IV. A DIGNIDADE DA PESSOA HUMANA NA DOUTRINA DO DIREITO, E A SUA DISTÂNCIA DO ENUNCIADO CONSTANTE DA FUNDAMENTAÇÃO DA METAFÍSICA DOS COSTUMES.

            Na primeira parte da "Metafísica dos costumes", conhecida como "Doutrina do Direito", Kant fez raciocínios que se mostram aparentemente discrepantes com o princípio da dignidade humana antes enunciado na "Fundamentação da metafísica dos costumes".

            Se na obra anterior a preocupação de Kant foi a de elaborar conceitos de filosofia moral, nessa nova obra o filósofo alemão tratou de conceitos de filosofia jurídica.

            De qualquer sorte, em matéria de direito, Kant quase sempre se referiu ao ser humano na condição de titular de direitos patrimoniais (direitos reais e pessoais) e nas suas relações familiares e com seus empregados. Relativamente ao que hoje se poderia chamar de uma teoria geral dos direitos da personalidade, Kant se limitou a tratar do direito à liberdade.

====================

> _LISTA DE TAREFAS_
[a] Responda com base no trecho sobre Kant:
(i) Como é conhecida a primeira parte da "Metafísica dos costumes"?
(ii) Qual foi a preocupação de Kant na obra anterior?
(iii) A que direito Kant se limitou no campo que hoje se poderia chamar de teoria geral dos direitos da personalidade?
[b] Copie do trecho sobre Kant a parte que começa em "Se na obra anterior" e vai até "direito à liberdade.", incluindo essas palavras.

> _Listas de regiões e rótulos_

====================

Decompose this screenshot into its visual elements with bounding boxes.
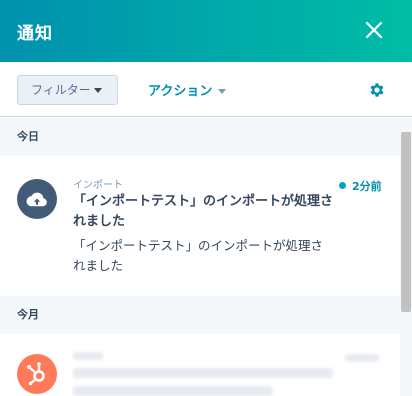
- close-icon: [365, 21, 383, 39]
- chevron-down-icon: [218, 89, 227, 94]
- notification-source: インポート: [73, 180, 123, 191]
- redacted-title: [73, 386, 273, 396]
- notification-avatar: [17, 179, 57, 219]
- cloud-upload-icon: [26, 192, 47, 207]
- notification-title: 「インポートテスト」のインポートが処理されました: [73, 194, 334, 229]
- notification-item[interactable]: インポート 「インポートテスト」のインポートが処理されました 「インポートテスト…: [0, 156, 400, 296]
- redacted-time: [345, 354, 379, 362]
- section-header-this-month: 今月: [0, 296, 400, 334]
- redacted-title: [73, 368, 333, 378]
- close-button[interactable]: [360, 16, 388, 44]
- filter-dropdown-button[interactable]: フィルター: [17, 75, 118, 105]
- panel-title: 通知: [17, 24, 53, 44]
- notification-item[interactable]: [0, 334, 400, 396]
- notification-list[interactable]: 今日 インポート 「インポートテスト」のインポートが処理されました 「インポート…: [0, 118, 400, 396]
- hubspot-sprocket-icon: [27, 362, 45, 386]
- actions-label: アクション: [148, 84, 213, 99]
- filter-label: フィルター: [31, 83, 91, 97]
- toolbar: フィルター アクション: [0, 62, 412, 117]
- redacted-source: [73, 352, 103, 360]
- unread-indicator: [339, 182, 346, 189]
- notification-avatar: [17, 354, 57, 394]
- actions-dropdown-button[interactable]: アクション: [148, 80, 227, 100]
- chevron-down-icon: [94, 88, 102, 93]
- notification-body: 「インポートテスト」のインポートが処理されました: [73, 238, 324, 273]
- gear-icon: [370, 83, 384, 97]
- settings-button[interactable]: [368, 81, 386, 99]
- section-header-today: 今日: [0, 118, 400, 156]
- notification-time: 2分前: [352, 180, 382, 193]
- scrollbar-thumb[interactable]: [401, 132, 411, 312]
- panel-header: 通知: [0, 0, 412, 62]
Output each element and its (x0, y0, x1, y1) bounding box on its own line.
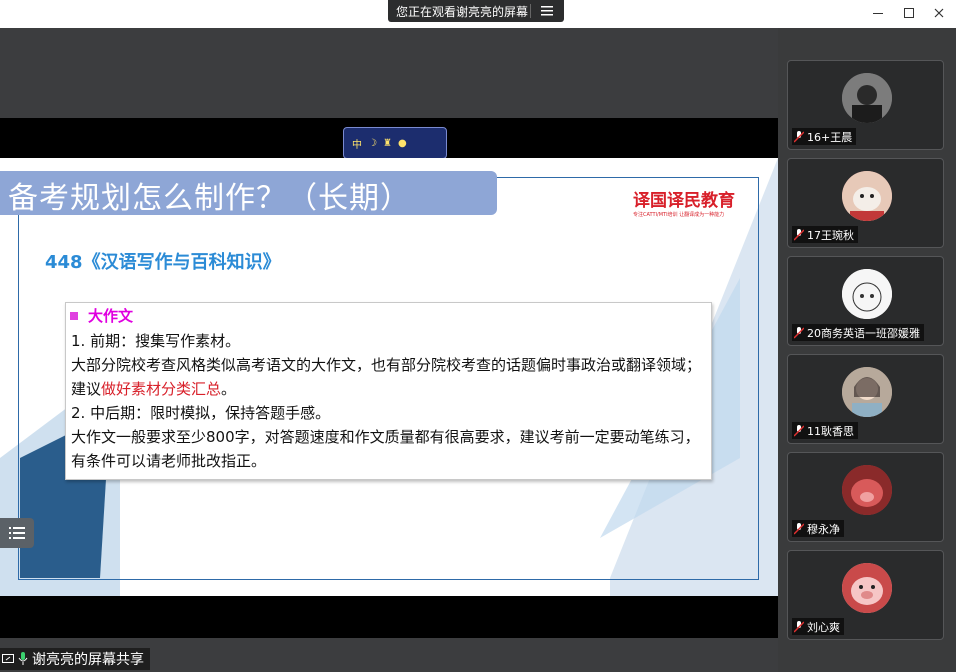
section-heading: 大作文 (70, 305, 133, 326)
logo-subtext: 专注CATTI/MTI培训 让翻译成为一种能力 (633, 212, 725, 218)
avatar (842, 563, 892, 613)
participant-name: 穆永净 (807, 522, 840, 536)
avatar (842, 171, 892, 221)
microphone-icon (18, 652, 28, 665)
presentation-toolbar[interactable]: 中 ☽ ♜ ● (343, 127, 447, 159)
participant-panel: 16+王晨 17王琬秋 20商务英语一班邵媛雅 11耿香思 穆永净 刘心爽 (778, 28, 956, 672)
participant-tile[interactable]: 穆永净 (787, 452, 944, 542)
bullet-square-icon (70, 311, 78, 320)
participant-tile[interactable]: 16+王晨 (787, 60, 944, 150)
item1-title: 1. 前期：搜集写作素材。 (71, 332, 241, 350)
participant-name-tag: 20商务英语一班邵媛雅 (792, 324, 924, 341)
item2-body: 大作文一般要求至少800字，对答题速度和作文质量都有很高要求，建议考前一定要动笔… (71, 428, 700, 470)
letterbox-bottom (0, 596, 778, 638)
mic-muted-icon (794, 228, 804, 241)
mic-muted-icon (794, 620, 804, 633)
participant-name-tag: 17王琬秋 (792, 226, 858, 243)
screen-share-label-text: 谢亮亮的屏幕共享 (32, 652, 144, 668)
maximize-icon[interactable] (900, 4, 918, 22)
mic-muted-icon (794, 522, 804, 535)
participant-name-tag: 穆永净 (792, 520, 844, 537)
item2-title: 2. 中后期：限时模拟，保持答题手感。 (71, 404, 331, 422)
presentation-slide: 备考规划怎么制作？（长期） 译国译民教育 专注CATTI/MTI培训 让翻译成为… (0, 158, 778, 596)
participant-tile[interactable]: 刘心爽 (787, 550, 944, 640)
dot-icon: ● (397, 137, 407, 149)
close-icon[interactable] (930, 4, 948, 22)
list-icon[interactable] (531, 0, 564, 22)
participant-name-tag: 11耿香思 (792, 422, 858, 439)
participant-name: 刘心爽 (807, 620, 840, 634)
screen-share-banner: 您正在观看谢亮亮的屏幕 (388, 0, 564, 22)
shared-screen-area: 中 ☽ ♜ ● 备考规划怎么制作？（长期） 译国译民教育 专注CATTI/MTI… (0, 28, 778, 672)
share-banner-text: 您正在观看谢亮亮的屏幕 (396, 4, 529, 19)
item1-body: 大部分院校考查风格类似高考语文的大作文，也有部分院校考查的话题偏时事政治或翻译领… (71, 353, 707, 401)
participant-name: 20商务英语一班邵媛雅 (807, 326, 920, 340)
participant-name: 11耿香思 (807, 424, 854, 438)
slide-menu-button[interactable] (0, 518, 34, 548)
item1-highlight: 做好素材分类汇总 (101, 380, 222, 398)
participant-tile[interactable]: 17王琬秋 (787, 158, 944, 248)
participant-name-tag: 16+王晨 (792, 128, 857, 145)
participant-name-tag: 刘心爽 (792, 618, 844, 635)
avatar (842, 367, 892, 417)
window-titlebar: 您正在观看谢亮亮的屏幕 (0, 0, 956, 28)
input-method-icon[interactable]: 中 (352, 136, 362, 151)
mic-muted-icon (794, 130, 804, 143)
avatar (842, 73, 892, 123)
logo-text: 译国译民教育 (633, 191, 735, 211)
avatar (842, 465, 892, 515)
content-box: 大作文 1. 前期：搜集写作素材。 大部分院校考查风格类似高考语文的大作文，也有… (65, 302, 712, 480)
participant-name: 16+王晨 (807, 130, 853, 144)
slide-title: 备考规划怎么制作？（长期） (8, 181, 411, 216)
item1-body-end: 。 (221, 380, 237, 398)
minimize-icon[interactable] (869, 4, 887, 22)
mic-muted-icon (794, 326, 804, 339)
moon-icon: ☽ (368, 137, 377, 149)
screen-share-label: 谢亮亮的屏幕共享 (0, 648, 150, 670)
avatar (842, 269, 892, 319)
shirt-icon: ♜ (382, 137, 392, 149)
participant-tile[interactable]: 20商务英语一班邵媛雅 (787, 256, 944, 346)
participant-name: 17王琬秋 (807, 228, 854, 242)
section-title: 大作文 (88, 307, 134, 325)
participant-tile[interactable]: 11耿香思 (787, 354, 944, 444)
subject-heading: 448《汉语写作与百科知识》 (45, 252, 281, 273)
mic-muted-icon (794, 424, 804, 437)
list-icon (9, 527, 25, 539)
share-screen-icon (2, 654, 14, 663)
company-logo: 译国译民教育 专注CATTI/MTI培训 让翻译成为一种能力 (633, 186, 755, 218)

====================

> _AS RESPOSTAS_
[a]
(i) Como "Doutrina do Direito".
(ii) Elaborar conceitos de filosofia moral.
(iii) Ao direito à liberdade.

[b]
Se na obra anterior a preocupação de Kant foi a de elaborar conceitos de filosofia moral, nessa nova obra o filósofo alemão tratou de conceitos de filosofia jurídica.

            De qualquer sorte, em matéria de direito, Kant quase sempre se referiu ao ser humano na condição de titular de direitos patrimoniais (direitos reais e pessoais) e nas suas relações familiares e com seus empregados. Relativamente ao que hoje se poderia chamar de uma teoria geral dos direitos da personalidade, Kant se limitou a tratar do direito à liberdade.